**Problem to solve:** Gather all lines containing the string "description" and copy them out.

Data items
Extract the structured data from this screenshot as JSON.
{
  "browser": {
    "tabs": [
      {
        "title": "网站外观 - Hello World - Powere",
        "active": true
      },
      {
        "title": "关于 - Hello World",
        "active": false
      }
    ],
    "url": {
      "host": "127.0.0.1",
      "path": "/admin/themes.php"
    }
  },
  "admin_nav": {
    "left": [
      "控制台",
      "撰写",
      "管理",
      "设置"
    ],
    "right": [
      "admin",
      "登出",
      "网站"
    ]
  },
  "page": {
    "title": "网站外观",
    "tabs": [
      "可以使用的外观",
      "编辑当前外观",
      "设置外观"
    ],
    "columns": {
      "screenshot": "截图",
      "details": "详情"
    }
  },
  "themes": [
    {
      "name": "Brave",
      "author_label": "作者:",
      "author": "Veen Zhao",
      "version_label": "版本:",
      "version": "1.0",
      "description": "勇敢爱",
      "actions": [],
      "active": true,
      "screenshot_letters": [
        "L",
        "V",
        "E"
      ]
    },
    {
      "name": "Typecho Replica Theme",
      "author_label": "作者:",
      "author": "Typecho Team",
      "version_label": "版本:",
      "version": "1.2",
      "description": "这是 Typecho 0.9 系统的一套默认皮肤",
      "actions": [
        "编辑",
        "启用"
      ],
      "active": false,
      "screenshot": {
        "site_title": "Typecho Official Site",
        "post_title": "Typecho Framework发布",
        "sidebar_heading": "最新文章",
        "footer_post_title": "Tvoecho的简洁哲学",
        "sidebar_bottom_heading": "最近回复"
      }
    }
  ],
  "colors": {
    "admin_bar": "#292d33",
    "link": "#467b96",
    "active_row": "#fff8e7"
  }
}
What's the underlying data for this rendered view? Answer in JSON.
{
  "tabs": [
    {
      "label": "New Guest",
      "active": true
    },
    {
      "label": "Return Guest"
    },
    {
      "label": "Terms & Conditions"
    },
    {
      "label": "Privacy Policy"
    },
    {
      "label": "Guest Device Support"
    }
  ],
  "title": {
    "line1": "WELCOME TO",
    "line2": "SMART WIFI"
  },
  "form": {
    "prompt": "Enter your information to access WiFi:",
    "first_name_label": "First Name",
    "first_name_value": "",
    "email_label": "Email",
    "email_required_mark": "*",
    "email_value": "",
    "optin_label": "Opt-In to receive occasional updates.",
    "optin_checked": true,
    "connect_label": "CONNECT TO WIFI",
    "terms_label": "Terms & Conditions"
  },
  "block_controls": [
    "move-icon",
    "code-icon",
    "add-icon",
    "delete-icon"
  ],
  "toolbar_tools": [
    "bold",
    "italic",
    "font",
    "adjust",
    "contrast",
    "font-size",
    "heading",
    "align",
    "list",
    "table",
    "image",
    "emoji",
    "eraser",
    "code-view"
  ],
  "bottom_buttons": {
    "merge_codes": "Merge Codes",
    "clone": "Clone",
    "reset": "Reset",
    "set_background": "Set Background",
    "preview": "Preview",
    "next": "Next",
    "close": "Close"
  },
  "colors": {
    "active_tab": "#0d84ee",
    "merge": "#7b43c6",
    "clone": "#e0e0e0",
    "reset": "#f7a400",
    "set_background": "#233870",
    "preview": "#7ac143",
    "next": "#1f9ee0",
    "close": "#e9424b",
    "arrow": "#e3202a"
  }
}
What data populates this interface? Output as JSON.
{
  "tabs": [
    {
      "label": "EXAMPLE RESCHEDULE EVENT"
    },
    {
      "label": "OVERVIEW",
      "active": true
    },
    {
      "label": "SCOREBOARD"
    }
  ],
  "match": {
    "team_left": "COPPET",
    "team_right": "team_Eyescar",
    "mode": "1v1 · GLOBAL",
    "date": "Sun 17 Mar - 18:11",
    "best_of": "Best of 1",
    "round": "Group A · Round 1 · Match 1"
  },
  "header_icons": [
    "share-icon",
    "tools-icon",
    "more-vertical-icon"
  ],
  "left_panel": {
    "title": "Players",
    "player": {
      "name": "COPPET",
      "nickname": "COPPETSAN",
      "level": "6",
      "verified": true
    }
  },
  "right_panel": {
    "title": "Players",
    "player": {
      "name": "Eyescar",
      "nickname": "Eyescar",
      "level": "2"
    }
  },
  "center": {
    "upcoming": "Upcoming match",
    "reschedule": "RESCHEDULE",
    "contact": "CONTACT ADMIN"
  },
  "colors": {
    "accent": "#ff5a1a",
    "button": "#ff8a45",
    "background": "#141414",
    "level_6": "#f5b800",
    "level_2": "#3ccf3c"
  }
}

**Result of this exercise:**
      "description": "勇敢爱",
      "description": "这是 Typecho 0.9 系统的一套默认皮肤",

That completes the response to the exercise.